(Text)
- - -
March 12, 2014 6:17 AM

Sometimes memorializing a horrific tragedy justifies the existence and purpose of art

It’s been almost three years since a gunman detonated a bomb in Oslo and then stormed a small summer camp off the coast of Norway, killing 77 people and cementing a record as the worst mass shooting in modern memory. This month, the country revealed plans for a memorial to the tragedy…. Designed by a Swedish artist named Jonas Dahlberg, the plan is more land art than architecture. On the island of Utøya, where the gunman gained access to a summer camp by dressing in a police uniform and showing a fake ID on July 22, 2011, Dahlberg proposes creating a massive gap of water and air. By slicing a huge section of the island’s landmass away, he would create a steep fjord through the site where the shooting occurred—a void that he describes as “a wound or a cut within nature itself.”

One of the most difficult aspects of any horrific tragedy- 9.11, Beslan, Columbine, Sandy Hook, and on and on and on- is how to manage collective memory. We all recognize that life must go on; that’s what we do in the wake of tragedy- we find a way to pick up the pieces and move forward. The other option is to wallow in grief and anger, which does no one any good. At some point we have to find a way to navigate our way to the other side.

What should we do with the collective memory of the tragic, horrific, and/or previously unthinkable? Trying to forget isn’t an option, not considering the scope of damage done and lives lost. How then to put such a painful memory into perspective, into a place where we might remember without being paralyzed with grief and sorrow? It’s a tough thing to do, and it’s one of those things that confirms the utility and healing power of art. This can be particularly true in a place generally unfamiliar with our most modern of tragedies- mass shootings.

Utøya Island was a horrific tragedy by any standard, but Norway, one of the most peaceful nations on the planet, is unused to such horrific and pointless violence. The attacks of July 22, 2011- a bombing at a government office in downtown Oslo and a shooting spree on Utøya Island- claimed a total of 77 lives. Many of the dead were children. The attacks, which the country was completely unprepared for, shook Norwegians to the core. How then to memorialize the horrible events of that day, and to remember those whose lives were lost to senseless violence?
- - -
(Provided information)
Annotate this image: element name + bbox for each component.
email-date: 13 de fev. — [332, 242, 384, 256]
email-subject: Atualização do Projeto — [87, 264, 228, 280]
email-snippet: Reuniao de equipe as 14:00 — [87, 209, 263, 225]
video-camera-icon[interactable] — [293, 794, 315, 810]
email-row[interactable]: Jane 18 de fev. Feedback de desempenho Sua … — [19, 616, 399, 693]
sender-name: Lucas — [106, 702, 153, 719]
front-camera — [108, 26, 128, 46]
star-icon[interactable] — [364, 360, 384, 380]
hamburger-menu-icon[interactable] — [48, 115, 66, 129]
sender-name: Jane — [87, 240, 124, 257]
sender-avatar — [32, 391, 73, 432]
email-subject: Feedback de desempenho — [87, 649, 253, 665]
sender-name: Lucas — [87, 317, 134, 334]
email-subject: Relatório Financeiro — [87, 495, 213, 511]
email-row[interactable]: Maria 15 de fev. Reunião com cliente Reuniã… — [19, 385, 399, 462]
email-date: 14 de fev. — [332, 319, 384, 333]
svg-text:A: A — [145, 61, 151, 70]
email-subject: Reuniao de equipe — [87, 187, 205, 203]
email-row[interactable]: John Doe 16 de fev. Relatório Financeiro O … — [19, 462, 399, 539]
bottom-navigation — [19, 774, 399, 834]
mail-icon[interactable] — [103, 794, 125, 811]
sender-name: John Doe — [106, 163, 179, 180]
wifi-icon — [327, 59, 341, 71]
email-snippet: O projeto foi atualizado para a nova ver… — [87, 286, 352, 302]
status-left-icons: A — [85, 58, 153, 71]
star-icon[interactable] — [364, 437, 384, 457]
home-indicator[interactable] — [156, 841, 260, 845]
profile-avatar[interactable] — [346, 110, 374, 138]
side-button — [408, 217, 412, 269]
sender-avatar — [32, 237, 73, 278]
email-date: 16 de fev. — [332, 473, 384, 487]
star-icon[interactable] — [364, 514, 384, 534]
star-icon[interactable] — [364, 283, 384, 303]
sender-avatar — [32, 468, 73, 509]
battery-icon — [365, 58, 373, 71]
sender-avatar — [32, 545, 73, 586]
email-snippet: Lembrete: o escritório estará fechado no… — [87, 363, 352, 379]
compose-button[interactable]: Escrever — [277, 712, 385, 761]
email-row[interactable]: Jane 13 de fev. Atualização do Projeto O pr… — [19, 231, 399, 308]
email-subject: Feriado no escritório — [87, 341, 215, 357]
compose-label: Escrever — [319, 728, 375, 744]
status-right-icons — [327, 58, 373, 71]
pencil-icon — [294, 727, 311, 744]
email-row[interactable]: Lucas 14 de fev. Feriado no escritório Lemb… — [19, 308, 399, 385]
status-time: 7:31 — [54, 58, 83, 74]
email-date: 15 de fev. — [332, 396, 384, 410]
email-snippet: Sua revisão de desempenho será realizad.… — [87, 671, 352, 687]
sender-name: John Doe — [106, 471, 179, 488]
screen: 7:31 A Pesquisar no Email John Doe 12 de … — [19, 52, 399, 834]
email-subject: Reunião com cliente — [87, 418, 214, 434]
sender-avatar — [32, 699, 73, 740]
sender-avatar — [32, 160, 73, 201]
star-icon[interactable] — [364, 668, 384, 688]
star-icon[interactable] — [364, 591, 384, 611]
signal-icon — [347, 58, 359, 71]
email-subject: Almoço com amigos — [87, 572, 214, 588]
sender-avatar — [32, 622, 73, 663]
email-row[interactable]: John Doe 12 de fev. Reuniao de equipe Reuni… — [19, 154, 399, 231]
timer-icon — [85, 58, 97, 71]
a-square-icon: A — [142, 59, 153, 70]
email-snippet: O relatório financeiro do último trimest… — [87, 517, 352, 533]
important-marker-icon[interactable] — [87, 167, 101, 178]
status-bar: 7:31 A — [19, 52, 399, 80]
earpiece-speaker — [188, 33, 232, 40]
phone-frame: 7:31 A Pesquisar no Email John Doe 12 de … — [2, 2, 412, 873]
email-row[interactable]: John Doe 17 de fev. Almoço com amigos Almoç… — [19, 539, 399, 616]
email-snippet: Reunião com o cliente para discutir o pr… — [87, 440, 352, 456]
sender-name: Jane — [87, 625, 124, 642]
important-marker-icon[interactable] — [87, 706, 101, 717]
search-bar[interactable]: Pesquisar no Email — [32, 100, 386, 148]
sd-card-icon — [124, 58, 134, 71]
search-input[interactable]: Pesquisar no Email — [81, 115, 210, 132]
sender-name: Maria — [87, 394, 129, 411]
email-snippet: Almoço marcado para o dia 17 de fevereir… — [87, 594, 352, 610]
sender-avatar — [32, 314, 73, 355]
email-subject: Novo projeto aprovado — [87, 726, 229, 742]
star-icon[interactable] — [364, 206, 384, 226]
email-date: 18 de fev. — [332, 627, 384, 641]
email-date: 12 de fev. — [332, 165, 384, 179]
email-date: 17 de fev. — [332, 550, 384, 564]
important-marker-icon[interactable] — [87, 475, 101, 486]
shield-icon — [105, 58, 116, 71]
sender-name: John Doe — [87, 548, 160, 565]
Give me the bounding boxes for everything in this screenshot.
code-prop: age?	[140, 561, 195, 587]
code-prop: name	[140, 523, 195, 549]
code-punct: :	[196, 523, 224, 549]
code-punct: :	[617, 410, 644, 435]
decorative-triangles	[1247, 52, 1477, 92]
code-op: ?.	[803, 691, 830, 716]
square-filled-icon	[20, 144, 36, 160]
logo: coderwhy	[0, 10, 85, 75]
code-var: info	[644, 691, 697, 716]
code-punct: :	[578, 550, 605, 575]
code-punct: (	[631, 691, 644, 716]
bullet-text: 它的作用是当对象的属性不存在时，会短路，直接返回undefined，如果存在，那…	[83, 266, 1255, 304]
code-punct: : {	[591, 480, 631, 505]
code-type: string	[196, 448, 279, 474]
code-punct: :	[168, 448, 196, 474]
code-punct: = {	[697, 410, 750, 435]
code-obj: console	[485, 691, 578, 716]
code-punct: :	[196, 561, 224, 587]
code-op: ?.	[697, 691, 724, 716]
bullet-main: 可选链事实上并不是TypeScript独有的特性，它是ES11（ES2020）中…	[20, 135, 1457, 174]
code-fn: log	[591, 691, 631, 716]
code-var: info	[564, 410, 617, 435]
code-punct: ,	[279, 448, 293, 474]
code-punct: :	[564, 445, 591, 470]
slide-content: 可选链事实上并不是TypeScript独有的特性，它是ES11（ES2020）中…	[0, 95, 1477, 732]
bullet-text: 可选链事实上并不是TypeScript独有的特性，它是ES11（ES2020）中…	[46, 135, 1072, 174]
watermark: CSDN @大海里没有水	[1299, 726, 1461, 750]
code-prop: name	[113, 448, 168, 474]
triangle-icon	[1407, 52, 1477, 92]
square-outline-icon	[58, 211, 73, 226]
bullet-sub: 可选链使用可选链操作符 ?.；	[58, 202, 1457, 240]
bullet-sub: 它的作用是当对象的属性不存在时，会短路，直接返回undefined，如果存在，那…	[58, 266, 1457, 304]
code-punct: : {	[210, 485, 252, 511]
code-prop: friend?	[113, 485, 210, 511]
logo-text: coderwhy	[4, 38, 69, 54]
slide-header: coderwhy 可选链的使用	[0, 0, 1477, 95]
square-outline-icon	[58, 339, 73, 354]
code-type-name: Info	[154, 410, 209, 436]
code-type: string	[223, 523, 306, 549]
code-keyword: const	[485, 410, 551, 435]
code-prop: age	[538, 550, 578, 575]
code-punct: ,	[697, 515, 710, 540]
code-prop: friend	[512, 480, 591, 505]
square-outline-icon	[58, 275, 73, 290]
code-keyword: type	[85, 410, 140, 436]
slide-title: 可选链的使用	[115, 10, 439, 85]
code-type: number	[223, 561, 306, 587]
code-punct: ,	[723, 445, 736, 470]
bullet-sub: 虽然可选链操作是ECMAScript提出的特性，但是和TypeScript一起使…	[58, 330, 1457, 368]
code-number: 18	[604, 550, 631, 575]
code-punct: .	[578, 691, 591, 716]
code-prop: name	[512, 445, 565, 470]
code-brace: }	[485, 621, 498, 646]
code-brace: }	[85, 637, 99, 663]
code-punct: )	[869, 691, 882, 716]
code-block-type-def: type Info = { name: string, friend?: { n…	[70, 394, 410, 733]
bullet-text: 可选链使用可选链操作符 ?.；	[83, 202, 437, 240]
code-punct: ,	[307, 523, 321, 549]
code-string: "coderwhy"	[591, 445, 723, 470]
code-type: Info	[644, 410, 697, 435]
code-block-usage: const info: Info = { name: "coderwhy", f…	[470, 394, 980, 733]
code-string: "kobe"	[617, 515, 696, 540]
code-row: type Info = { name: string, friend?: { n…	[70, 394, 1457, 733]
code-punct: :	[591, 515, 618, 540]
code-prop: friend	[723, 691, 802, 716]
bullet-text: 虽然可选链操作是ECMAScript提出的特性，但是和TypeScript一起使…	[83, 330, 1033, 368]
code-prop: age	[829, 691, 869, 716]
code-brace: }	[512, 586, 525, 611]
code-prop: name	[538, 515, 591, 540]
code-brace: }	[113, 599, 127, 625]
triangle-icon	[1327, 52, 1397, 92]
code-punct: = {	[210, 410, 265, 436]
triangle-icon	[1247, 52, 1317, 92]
- - -
(Required actions)
1. According to the text about the Utøya memorial, who designed the proposed memorial?
2. Pick up the text about the Utøya memorial after its last sentence and write the next part.

(Solved tasks)
1. A Swedish artist named Jonas Dahlberg.

2.
The monster responsible for the massacre, Anders Behring Breivik, a 32-year-old Norwegian right-wing extremist, methodically killed unarmed, defenseless adults and children before surrendering to police. He most likely will spend the rest of his life in a Norwegian prison, but Norwegians themselves are left with the task of moving on without forgetting. The way they hope to accomplish that is a truly unique and admirable work of art, one that will leave no doubt as to its purpose.

After a public competition to select an appropriate memorial design, Swedish artist Jonas Dahlberg was chosen to design it. His concept is…well, not your usual statue or commemorative plaque. It’s as ambitious as it is unique and representative of the tragedy that shook Norway to its core.

My concept for the Memorial Sørbråten proposes a wound or a cut within nature itself. It reproduces the physical experience of taking away, reflecting the abrupt and permanent loss of those who died. The cut will be a three-and-a-half-meters-wide excavation. It slices from the top of the headland at the Sørbråten site, to below the water line and extends to each side. This void in the landscape makes it impossible to reach the end of the headland.

Visitors begin their experience guided along a wooden pathway through the forest. This creates a five to ten minute contemplative journey leading to the cut. Then the pathway will flow briefly into a tunnel. This tunnel leads visitors inside of the landscape and to the dramatic edge of the cut itself. Visitors will be on one side of a channel of water created by the cut. Across this channel, on the flat vertical stone surface of the other side, the names of those who died will be visibly inscribed in the stone. The names will be close enough to see and read clearly — yet ultimately out of reach. The cut is an acknowledgement of what is forever irreplaceable.”

Being neither Norwegian nor having lost loved ones to the sort of senseless violence Breivik visited upon downtown Oslo and Utøya Island, I’m in no position to address the appropriateness (or lack of same) of Dahlberg’s project. It does seem to me that his concept is a perfect example of the healing power of art. We may not always understand art or those who create it, but there times when art speaks to us in a way nothing else can. This is one of those times.

Public memorials are a difficult proposition. Too bombastic or saccharine, and you run the risk of alienating visitors. Too diminutive or abstract, and you run the risk of failing to provide a space to mourn and remember. Dahlberg’s design is the perfect balance: It will literally transform the landscape of the island forever—but by putting visitors out in nature, it will also give people the freedom to take what they will from the experience.

I don’t know if Dahlberg’s brainchild will help Norwegians heal or find closure, but it will certainly serve as a visible, impossible to ignore reminder of that terrible day. The memory of the 77 souls lost on July 22, 2001, will be kept alive. In the end, I suppose that’s what matters.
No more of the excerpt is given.